▶ **PAGE**
▶
Besides privateering, trading, and smuggling in their sloops between the islands, the main commercial occupations on land were the growing of tobacco and cotton, the reaping of salt, and the raising of food crops and cattle, ie, goats and, in the wetter years, sheep and cows.  Tobacco and cotton were small-planter cash crops that survived in Anguilla long after they were replaced in the larger islands by sugar.  It was not until the middle of the eighteenth century that a very few Anguillian farmers accumulated sufficient capital to invest in the mills and coppers and slaves necessary at that time to make sugar.[1]  Alternating cycles of drought and rain last in the Leeward Islands for up to forty years.[2]  Those islands with mountains have the opportunity to attract rain at least during the rainy seasons.  In a flat island such as Anguilla is, during the periods of drought little would live but the goats.  It is not for nothing that the children’s geography textbooks say dismissively about Anguilla’s climate, “Anguilla participates in passing Atlantic weather systems.  The keeping of sheep and cows, and the cultivation of cash crops, were limited to the periods when there was enough rainfall to permit their survival.
Tobacco was originally grown in Anguilla by the Amerindians.  The industry in all the islands was taken over by the newcomers.  It seemed to be an ideal small-farmer cash crop.  Apart from its small bulk and its ability when dried to survive the long voyage across the Atlantic, tobacco possessed other advantages to recommend it.  Its cultivation could be undertaken on a small scale.  It did not need the outlay of much capital.  The settlers could grow their crop on a comparatively small area of land.  They needed only a few helpers, perhaps the members of the family.
West Indian tobacco competed in England unfavourably with Virginia tobacco.  It paid a higher duty and fetched a lower price.  West Indian tobacco was less mild and less palatable than that of Virginia.  Besides, Virginia enjoyed the advantage of being able to produce tobacco in great bulk from a large area of land.  Merchants found it more convenient to deal with Virginia.  Her supplies came near to meeting the demand of the English market.  There was less risk than trading with the scattered islands of the West Indies.
◀
▶ **SOURCE MATERIAL**
▶
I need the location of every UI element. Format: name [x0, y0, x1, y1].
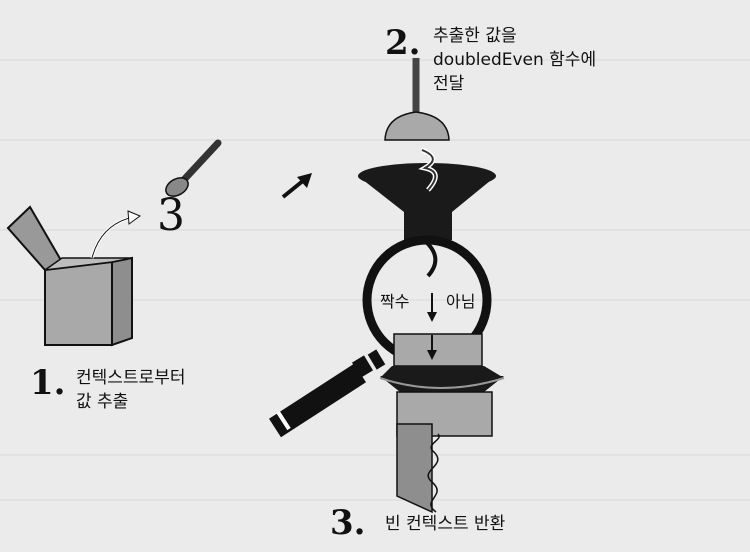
not-label: 아님 [446, 292, 476, 311]
value-glyph: 3 [157, 190, 185, 241]
extracted-value: 3 [157, 139, 222, 241]
context-box [6, 205, 133, 347]
step-2-number: 2. [385, 23, 421, 63]
to-function-arrow [281, 173, 312, 199]
extract-arrow [90, 215, 134, 259]
step-1-text: 컨텍스트로부터 값 추출 [76, 368, 186, 412]
return-lever [269, 349, 386, 438]
even-label: 짝수 [380, 292, 410, 311]
step-1-number: 1. [30, 363, 66, 403]
step-3-text: 빈 컨텍스트 반환 [385, 514, 506, 534]
step-2-text: 추출한 값을 doubledEven 함수에 전달 [433, 26, 597, 94]
step-3-number: 3. [330, 503, 366, 543]
doubled-even-function [358, 58, 505, 514]
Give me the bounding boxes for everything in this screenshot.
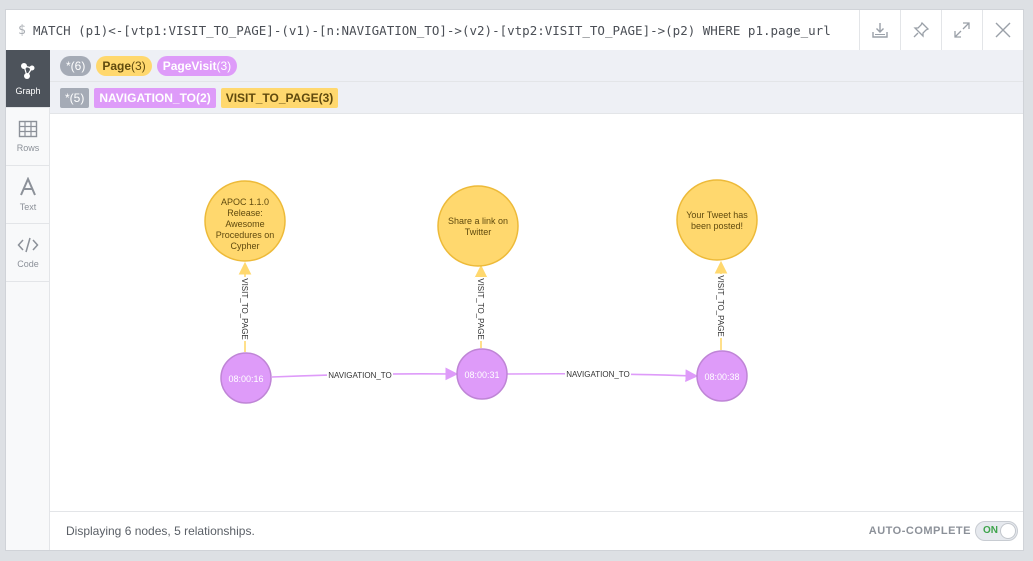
rel-tag-navigation-to[interactable]: NAVIGATION_TO(2) — [94, 87, 216, 108]
node-caption: 08:00:38 — [704, 372, 739, 382]
sidebar-item-label: Code — [17, 259, 39, 269]
status-bar: Displaying 6 nodes, 5 relationships. AUT… — [50, 511, 1023, 550]
code-icon — [17, 237, 39, 253]
graph-icon — [21, 63, 35, 79]
text-icon — [20, 177, 36, 196]
visit-node-2[interactable]: 08:00:31 — [456, 348, 508, 400]
status-message: Displaying 6 nodes, 5 relationships. — [66, 524, 255, 538]
graph-canvas[interactable]: VISIT_TO_PAGE VISIT_TO_PAGE VISIT_TO_PAG… — [50, 114, 1023, 514]
sidebar-item-code[interactable]: Code — [6, 224, 50, 282]
node-caption-line: Release: — [227, 208, 263, 218]
label-pill-page[interactable]: Page(3) — [96, 55, 152, 76]
label-pill-all[interactable]: *(6) — [60, 55, 92, 76]
rel-tag-all[interactable]: *(5) — [60, 87, 90, 108]
pin-icon — [913, 21, 930, 38]
toggle-state: ON — [983, 525, 998, 536]
sidebar-item-text[interactable]: Text — [6, 166, 50, 224]
page-node-share-link[interactable]: Share a link on Twitter — [437, 185, 519, 267]
visit-node-1[interactable]: 08:00:16 — [220, 352, 272, 404]
page-node-tweet-posted[interactable]: Your Tweet has been posted! — [676, 179, 758, 261]
result-frame: $ MATCH (p1)<-[vtp1:VISIT_TO_PAGE]-(v1)-… — [5, 9, 1024, 551]
node-caption-line: APOC 1.1.0 — [221, 197, 269, 207]
download-icon — [872, 23, 888, 38]
node-caption-line: Your Tweet has — [686, 210, 748, 220]
sidebar-item-label: Rows — [16, 143, 40, 153]
view-sidebar: Graph Rows Text Code — [6, 50, 50, 550]
expand-icon — [954, 22, 970, 38]
edge-label: NAVIGATION_TO — [566, 370, 630, 379]
edge-navigation-to-2[interactable]: NAVIGATION_TO — [506, 368, 699, 383]
edge-navigation-to-1[interactable]: NAVIGATION_TO — [271, 367, 459, 381]
query-bar: $ MATCH (p1)<-[vtp1:VISIT_TO_PAGE]-(v1)-… — [6, 10, 1023, 51]
sidebar-item-rows[interactable]: Rows — [6, 108, 50, 166]
sidebar-item-label: Text — [19, 202, 37, 212]
autocomplete-toggle[interactable]: ON — [975, 521, 1018, 541]
sidebar-item-label: Graph — [15, 86, 41, 96]
label-pill-pagevisit[interactable]: PageVisit(3) — [156, 55, 238, 76]
edge-label: VISIT_TO_PAGE — [476, 278, 485, 340]
relationship-type-legend: *(5) NAVIGATION_TO(2) VISIT_TO_PAGE(3) — [50, 82, 1023, 114]
edge-visit-to-page-1[interactable]: VISIT_TO_PAGE — [238, 261, 252, 352]
expand-button[interactable] — [941, 10, 982, 50]
node-caption-line: Share a link on — [448, 216, 508, 226]
query-prompt: $ — [18, 23, 26, 38]
node-caption: 08:00:31 — [464, 370, 499, 380]
node-caption-line: Awesome — [225, 219, 264, 229]
edge-label: VISIT_TO_PAGE — [716, 275, 725, 337]
autocomplete-label: AUTO-COMPLETE — [868, 525, 971, 537]
query-text[interactable]: MATCH (p1)<-[vtp1:VISIT_TO_PAGE]-(v1)-[n… — [33, 23, 833, 38]
edge-visit-to-page-3[interactable]: VISIT_TO_PAGE — [714, 260, 728, 350]
sidebar-item-graph[interactable]: Graph — [6, 50, 50, 108]
node-caption-line: Cypher — [230, 241, 259, 251]
close-icon — [995, 22, 1011, 38]
download-button[interactable] — [859, 10, 900, 50]
edge-label: NAVIGATION_TO — [328, 371, 392, 380]
edge-label: VISIT_TO_PAGE — [240, 278, 249, 340]
edge-visit-to-page-2[interactable]: VISIT_TO_PAGE — [474, 264, 488, 348]
graph-svg[interactable]: VISIT_TO_PAGE VISIT_TO_PAGE VISIT_TO_PAG… — [50, 114, 1024, 514]
node-caption-line: Procedures on — [216, 230, 275, 240]
rel-tag-visit-to-page[interactable]: VISIT_TO_PAGE(3) — [220, 87, 339, 108]
close-button[interactable] — [982, 10, 1023, 50]
node-caption-line: been posted! — [691, 221, 743, 231]
table-icon — [18, 120, 38, 138]
node-caption: 08:00:16 — [228, 374, 263, 384]
visit-node-3[interactable]: 08:00:38 — [696, 350, 748, 402]
page-node-apoc[interactable]: APOC 1.1.0 Release: Awesome Procedures o… — [204, 180, 286, 262]
toggle-knob — [1000, 523, 1016, 539]
node-label-legend: *(6) Page(3) PageVisit(3) — [50, 50, 1023, 82]
pin-button[interactable] — [900, 10, 941, 50]
node-caption-line: Twitter — [465, 227, 492, 237]
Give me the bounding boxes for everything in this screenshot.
◀
▶ **STATED EXERCISE 1**
Please set down the passage on Anguilla's early farming word for word, between "West Indian tobacco competed" and "the West Indies.", inclusive.
▶ **STATED EXERCISE 2**
Collect every line in the rows that contains the string "pill", matching case exactly.

▶ **COMPLETE RESPONSE 1**
West Indian tobacco competed in England unfavourably with Virginia tobacco.  It paid a higher duty and fetched a lower price.  West Indian tobacco was less mild and less palatable than that of Virginia.  Besides, Virginia enjoyed the advantage of being able to produce tobacco in great bulk from a large area of land.  Merchants found it more convenient to deal with Virginia.  Her supplies came near to meeting the demand of the English market.  There was less risk than trading with the scattered islands of the West Indies.

▶ **COMPLETE RESPONSE 2**
label-pill-page[interactable]: Page(3) — [96, 55, 152, 76]
label-pill-all[interactable]: *(6) — [60, 55, 92, 76]
label-pill-pagevisit[interactable]: PageVisit(3) — [156, 55, 238, 76]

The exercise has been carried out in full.